What you need to do
Take every line that has the string "JSON" and copy it out.

Information given
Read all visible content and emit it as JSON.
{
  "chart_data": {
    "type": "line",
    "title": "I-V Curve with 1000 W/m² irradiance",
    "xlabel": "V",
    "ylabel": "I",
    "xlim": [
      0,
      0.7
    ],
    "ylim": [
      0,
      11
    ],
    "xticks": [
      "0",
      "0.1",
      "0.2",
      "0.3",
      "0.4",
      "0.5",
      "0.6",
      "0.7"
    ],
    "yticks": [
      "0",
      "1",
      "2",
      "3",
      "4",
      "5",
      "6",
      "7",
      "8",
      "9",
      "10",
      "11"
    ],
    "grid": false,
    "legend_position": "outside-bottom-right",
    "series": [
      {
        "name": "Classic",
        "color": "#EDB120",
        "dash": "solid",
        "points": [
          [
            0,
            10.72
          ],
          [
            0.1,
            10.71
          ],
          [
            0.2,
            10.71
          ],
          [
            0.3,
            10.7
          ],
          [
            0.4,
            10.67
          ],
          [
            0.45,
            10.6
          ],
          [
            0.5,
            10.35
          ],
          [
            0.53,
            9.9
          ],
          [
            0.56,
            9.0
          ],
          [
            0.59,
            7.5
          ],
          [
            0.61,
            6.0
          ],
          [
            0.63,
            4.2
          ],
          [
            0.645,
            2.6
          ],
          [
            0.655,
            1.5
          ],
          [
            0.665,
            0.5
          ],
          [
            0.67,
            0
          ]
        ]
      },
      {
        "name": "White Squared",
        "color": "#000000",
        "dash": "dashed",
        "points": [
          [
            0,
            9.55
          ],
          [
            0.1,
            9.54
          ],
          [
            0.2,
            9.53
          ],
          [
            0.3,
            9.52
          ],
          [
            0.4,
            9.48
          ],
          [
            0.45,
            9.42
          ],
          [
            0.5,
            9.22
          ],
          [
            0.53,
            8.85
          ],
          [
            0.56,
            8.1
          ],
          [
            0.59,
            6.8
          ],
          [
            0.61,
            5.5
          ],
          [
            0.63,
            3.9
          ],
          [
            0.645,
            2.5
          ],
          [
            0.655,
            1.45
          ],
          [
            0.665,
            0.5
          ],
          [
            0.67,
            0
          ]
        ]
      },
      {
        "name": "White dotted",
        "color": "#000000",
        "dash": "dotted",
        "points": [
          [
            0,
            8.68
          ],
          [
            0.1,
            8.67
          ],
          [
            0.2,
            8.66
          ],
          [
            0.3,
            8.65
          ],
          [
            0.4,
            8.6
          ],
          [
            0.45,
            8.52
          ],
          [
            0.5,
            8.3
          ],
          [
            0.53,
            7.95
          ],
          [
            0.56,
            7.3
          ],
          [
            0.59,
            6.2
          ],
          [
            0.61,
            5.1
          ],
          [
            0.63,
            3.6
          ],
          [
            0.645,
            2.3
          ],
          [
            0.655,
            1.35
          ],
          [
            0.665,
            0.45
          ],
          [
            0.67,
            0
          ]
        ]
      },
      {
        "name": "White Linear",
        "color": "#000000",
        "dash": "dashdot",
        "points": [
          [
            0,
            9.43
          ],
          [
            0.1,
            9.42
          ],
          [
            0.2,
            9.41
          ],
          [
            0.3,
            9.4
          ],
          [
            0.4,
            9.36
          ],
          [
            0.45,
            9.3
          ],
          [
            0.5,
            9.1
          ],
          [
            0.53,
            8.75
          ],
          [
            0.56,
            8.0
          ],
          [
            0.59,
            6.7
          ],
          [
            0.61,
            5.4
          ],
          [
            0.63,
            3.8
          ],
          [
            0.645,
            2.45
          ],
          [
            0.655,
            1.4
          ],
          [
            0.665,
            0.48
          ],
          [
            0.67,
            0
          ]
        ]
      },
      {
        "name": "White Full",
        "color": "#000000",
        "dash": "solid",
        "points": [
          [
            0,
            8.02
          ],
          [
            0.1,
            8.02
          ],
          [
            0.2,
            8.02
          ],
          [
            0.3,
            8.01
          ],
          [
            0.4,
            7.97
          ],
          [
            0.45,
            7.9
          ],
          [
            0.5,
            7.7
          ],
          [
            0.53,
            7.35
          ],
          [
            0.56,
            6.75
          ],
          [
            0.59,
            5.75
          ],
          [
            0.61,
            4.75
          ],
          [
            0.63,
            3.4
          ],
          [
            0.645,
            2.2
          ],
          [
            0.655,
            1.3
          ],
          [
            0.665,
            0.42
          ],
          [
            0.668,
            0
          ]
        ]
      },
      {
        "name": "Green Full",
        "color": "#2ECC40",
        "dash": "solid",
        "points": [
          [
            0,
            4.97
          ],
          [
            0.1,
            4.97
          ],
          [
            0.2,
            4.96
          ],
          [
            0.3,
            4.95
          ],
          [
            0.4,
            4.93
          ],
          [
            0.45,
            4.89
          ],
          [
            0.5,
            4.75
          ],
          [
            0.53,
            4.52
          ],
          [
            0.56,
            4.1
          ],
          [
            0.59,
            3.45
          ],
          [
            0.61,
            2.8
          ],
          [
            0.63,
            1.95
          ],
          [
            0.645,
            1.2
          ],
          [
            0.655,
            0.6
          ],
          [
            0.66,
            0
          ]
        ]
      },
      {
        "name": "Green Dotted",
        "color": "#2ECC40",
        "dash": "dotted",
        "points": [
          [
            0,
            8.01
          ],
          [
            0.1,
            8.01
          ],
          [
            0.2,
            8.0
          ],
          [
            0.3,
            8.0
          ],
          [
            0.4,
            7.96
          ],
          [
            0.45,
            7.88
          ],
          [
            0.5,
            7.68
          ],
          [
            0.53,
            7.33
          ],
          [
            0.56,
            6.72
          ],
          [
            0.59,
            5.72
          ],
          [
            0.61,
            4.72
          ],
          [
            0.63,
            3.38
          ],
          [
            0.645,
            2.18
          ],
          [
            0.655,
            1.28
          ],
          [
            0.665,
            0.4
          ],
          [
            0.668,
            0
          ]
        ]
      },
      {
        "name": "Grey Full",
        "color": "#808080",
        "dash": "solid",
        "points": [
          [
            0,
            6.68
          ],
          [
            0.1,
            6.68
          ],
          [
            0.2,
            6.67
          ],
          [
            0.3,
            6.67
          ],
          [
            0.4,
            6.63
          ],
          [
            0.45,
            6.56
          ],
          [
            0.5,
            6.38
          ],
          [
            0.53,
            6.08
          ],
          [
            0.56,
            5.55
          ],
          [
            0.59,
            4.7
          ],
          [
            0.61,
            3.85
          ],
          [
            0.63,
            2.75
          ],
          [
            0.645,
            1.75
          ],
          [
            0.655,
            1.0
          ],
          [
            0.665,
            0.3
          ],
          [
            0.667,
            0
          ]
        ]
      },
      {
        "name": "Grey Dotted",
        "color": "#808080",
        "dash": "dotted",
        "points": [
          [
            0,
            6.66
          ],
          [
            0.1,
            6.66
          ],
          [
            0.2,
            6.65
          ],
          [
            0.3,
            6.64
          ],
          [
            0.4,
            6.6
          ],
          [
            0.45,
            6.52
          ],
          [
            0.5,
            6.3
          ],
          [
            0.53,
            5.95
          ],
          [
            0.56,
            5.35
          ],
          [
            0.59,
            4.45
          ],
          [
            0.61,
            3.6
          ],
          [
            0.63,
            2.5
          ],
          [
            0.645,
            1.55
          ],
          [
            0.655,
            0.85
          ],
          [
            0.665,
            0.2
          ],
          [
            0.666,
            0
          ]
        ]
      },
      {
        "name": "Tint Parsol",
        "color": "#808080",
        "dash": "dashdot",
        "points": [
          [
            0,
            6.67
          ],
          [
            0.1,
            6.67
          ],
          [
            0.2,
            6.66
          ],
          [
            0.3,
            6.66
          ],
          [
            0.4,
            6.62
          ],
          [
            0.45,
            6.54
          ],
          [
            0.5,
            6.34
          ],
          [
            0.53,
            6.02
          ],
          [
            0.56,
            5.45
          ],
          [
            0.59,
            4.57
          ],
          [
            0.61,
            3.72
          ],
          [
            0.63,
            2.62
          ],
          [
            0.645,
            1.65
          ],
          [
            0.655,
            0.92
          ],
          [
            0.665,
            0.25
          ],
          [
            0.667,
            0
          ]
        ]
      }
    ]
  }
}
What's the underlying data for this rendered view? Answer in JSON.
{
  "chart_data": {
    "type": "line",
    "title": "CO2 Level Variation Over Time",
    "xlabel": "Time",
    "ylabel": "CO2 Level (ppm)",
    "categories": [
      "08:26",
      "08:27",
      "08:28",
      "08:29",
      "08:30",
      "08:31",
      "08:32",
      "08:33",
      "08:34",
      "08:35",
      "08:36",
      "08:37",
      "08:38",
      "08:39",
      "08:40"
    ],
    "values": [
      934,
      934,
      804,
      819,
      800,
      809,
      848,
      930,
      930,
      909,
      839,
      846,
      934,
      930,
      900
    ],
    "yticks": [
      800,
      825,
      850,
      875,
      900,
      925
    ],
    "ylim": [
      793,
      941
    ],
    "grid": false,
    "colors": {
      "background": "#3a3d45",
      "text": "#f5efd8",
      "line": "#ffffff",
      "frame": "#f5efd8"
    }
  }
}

Result of the exercise
Read all visible content and emit it as JSON.
What's the underlying data for this rendered view? Answer in JSON.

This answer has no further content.